* [PROBLEM TO SOLVE]:
Seek out every line containing the word "below", and copy each.

* [RECORDED INFORMATION]:
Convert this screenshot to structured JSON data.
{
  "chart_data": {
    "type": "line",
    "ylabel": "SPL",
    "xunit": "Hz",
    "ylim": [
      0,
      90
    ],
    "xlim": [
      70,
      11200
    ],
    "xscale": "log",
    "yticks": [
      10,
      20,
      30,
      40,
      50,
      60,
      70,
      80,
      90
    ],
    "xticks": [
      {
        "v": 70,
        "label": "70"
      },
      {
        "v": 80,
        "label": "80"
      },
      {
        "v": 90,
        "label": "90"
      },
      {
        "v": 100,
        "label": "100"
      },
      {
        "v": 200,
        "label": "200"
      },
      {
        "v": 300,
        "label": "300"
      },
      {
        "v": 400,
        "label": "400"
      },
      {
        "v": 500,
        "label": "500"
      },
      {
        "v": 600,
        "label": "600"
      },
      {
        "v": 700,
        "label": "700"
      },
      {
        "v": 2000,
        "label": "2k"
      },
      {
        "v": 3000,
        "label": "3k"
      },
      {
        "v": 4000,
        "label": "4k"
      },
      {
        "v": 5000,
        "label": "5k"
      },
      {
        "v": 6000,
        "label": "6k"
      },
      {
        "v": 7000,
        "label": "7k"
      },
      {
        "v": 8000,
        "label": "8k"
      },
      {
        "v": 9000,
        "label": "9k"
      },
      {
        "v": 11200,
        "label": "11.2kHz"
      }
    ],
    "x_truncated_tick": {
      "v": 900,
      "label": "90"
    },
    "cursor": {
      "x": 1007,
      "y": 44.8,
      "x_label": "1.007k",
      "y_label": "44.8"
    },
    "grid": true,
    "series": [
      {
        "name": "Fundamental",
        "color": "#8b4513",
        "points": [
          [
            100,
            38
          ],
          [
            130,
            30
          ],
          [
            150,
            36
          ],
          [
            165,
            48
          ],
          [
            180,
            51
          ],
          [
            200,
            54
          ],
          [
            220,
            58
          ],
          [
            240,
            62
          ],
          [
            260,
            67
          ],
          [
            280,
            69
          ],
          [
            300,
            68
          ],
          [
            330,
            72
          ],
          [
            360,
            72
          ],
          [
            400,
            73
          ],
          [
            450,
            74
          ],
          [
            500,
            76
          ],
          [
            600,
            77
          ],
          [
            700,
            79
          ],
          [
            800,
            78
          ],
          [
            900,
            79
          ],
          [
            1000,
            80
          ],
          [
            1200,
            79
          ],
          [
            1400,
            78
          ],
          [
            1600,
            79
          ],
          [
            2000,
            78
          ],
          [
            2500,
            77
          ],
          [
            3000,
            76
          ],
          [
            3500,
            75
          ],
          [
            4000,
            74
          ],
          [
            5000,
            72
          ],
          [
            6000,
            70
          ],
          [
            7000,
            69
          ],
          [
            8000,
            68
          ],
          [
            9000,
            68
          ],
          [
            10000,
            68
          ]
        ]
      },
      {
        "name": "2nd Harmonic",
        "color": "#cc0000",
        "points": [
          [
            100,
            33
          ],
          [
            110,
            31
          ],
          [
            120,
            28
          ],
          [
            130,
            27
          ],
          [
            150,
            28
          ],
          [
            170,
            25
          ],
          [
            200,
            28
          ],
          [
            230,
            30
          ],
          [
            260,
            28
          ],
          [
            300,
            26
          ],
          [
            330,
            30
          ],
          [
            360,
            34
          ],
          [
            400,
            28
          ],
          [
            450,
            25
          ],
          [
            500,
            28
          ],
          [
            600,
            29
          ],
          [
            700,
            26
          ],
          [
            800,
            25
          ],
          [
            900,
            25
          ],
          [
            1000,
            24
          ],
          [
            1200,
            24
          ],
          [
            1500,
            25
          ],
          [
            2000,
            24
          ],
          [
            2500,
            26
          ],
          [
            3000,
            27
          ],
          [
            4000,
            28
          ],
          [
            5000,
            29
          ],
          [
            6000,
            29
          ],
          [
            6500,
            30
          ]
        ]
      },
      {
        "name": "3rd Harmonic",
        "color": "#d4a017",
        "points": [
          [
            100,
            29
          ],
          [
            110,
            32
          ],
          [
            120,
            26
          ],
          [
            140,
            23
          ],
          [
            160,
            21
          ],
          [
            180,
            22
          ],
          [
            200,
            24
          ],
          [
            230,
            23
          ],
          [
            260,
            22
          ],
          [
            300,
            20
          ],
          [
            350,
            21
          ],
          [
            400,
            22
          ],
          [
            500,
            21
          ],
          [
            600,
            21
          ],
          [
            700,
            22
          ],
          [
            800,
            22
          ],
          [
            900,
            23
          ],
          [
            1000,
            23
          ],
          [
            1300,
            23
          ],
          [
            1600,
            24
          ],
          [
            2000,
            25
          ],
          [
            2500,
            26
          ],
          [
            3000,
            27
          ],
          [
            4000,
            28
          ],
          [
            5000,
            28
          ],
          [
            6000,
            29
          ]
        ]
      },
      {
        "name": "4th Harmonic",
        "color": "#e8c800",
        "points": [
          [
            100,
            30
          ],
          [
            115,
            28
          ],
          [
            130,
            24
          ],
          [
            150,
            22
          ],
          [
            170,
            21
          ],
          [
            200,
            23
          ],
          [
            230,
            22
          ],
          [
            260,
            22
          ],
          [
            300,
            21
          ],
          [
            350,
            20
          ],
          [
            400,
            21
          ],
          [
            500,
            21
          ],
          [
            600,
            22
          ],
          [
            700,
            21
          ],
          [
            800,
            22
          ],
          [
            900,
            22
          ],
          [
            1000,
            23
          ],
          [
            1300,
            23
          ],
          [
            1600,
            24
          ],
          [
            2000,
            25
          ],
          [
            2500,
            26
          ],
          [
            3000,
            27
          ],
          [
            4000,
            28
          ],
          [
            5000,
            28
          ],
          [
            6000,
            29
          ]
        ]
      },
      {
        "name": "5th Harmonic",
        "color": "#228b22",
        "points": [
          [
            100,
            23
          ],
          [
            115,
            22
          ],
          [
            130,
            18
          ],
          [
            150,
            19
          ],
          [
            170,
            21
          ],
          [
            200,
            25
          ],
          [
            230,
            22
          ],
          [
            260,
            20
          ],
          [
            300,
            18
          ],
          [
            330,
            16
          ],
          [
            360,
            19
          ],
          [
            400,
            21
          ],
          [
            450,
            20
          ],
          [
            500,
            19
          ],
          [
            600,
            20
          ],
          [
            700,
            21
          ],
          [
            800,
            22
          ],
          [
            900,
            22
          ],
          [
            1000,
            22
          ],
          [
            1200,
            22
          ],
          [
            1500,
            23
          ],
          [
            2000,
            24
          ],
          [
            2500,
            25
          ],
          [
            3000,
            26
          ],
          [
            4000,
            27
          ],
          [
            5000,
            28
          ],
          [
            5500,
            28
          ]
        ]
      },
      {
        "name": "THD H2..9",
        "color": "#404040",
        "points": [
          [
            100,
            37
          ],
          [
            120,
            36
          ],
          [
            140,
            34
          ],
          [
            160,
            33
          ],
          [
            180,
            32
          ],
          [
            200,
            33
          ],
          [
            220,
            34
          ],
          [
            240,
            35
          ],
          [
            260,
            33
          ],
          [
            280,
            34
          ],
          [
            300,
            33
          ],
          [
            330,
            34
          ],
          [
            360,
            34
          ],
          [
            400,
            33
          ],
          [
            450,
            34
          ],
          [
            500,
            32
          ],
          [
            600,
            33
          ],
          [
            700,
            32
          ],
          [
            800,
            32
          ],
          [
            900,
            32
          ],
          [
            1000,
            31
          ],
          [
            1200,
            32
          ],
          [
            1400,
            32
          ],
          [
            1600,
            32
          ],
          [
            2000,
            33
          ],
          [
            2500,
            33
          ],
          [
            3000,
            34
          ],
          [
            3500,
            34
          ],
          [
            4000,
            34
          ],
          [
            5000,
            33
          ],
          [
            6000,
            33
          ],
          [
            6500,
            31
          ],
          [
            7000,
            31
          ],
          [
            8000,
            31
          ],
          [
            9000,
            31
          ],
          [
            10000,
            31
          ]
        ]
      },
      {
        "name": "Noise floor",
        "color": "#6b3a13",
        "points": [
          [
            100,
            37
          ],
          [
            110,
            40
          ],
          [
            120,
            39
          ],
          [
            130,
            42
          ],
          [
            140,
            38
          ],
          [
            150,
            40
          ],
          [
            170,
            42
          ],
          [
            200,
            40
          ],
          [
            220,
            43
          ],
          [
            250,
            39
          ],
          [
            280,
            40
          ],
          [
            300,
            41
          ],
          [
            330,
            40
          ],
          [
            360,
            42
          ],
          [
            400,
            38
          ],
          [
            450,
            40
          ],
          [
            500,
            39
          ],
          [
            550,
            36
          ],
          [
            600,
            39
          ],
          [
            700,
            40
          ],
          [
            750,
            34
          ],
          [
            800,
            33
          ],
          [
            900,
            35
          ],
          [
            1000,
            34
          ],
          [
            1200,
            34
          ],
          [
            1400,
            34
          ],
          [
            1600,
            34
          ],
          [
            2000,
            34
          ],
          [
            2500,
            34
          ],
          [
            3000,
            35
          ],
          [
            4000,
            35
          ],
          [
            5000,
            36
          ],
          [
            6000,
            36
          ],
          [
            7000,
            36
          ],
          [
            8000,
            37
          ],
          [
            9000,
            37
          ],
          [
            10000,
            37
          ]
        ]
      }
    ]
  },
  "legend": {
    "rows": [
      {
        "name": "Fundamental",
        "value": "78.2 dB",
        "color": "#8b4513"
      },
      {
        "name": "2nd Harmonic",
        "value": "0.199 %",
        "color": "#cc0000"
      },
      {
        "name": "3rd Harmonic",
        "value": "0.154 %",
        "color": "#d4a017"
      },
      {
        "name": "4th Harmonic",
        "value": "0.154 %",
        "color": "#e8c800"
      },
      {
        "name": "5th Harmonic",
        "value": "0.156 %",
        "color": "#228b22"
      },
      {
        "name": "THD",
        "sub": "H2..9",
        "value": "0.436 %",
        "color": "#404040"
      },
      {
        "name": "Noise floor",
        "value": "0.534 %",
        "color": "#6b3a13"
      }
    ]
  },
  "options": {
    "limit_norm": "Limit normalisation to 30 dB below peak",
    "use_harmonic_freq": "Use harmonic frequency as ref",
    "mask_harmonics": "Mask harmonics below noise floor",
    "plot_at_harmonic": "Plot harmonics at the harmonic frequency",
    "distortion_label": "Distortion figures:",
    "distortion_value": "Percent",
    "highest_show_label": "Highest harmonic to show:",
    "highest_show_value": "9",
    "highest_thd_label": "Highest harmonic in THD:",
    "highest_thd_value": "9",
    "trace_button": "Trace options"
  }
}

* [RESULT]:
    "limit_norm": "Limit normalisation to 30 dB below peak",
    "mask_harmonics": "Mask harmonics below noise floor",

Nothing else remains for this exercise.